**Document extract**
********

Monday, June 20, 2016
ALI BABA AND THE 40 THIEVES (1944)
PHENOMENALITY: *marvelous*
MYTHICITY: *poor*
FRYEAN MYTHOS: *adventure*
CAMPBELLIAN FUNCTION: *sociological*
In my review of SON OF ALI BABA I rhetorically wondered why the film had posited an Ali Baba who was the leader of the Forty Thieves, rather being a guy who robbed their hideout and who indirectly led to the thieves' extinction. Then I saw the 1944 ALI BABA, and realized that SON is a loose sequel to that film-- probably not least because both films were Universal products.
I presume that an earlier venture in Thousand-and-One territory, 1942's ARABIAN NIGHTS, must have been successful, for ALI BABA once more unites the earlier film's stars, Jon Hall and Maria Montez. I downgraded NIGHTS somewhat because I found it something of a routine riff on 1940's THIEF OF BAGDAD. However, ALI BABA, while not any deeper than NIGHTS, feels somewhat fresher, possibly thanks to a new director, Arthur Lubin, and a new writer, Edmund Hartman, who scripted THE SCARLET CLAW the same year.

********

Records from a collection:
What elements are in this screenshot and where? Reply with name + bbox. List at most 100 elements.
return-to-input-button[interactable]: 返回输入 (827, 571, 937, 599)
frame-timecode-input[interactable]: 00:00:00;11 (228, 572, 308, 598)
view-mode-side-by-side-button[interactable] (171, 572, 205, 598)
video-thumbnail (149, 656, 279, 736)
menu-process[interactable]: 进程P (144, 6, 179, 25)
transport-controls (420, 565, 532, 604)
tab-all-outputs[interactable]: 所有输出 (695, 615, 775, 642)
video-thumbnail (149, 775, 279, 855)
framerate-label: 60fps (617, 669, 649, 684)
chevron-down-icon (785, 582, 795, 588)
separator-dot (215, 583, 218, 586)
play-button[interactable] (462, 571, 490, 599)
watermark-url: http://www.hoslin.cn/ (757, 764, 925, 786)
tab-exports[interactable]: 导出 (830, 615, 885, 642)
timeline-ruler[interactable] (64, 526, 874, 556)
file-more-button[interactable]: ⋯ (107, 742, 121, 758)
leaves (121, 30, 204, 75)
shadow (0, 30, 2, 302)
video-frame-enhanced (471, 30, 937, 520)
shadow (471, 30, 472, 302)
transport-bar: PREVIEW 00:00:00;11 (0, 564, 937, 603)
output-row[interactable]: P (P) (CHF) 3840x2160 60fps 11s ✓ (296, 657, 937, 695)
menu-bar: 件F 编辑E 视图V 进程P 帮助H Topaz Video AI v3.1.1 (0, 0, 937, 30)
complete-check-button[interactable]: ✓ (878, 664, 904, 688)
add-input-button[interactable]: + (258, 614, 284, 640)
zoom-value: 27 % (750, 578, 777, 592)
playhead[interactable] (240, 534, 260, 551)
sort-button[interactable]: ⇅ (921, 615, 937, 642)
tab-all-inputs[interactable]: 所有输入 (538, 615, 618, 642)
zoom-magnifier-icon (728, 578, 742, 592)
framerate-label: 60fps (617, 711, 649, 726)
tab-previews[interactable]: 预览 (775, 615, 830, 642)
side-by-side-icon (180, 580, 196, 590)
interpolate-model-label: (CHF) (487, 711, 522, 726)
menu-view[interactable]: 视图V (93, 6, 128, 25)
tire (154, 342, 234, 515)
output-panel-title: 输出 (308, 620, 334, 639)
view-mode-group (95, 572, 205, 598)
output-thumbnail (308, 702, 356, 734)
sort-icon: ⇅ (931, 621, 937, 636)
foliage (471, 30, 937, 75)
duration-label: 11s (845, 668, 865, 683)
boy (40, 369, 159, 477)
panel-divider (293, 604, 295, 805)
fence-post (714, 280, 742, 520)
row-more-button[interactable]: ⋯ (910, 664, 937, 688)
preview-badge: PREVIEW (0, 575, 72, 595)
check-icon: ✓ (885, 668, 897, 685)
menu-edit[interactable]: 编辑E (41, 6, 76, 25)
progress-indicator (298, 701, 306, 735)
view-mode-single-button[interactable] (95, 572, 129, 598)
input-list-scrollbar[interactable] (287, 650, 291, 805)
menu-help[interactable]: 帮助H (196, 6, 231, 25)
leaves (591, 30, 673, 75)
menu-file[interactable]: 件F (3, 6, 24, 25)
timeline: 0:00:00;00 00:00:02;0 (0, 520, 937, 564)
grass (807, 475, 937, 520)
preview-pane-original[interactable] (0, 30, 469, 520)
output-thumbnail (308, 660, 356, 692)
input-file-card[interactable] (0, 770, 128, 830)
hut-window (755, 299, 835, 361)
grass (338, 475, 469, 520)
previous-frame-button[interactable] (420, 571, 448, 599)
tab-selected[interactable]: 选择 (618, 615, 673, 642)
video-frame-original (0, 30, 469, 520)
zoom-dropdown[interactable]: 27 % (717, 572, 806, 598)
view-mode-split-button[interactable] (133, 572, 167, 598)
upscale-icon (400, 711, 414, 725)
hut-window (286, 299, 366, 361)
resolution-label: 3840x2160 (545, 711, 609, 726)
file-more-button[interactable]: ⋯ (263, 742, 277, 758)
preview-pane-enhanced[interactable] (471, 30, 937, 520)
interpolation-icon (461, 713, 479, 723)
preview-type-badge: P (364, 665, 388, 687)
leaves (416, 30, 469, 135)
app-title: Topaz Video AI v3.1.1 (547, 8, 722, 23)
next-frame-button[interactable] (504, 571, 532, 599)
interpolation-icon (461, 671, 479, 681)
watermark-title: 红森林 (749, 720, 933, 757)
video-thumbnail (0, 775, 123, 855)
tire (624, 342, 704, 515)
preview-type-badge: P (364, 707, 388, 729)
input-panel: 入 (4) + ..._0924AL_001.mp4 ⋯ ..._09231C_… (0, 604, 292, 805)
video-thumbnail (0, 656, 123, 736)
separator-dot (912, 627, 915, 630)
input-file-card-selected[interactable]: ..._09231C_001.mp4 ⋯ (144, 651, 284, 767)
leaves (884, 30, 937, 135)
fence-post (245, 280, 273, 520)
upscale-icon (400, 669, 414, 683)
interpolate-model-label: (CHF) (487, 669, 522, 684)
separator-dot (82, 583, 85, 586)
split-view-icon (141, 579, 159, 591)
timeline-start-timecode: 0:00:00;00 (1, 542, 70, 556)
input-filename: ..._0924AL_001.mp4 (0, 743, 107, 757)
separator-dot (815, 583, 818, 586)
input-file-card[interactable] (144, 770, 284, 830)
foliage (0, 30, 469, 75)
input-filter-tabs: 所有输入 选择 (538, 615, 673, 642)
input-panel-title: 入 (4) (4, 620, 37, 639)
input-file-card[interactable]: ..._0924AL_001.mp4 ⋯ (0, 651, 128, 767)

********

**Prompt 1**
Transcribe the passage of the film review from "PHENOMENALITY: *marvelous*" up to and including "were Universal products.".
**Prompt 2**
Go on with the review of Ali Baba and the 40 Thieves, picking up after its last sentence.

**Task answer 1**
PHENOMENALITY: *marvelous*
MYTHICITY: *poor*
FRYEAN MYTHOS: *adventure*
CAMPBELLIAN FUNCTION: *sociological*
In my review of SON OF ALI BABA I rhetorically wondered why the film had posited an Ali Baba who was the leader of the Forty Thieves, rather being a guy who robbed their hideout and who indirectly led to the thieves' extinction. Then I saw the 1944 ALI BABA, and realized that SON is a loose sequel to that film-- probably not least because both films were Universal products.

**Task answer 2**
To be sure, ALI BABA is a riff on the Robin Hood legend, transported to the 13th century, when the Mongols under Hulagu Khan (real-life brother of Kublai) successfully invaded Persia. The old Caliph is deposed, and he tries to run for it with his young son Ali. The Caliph is betrayed and killed, but Ali escapes to the desert. He witnesses a band of thieves emerge from a cave, whose stone door promptly shuts itself when the bandit-leader cries, "Close sesame." Ali figures out how to make the door open and takes refuge in the cave. Rather than stealing the thieves' treasure, he falls asleep, only to be found by the thieves when they return.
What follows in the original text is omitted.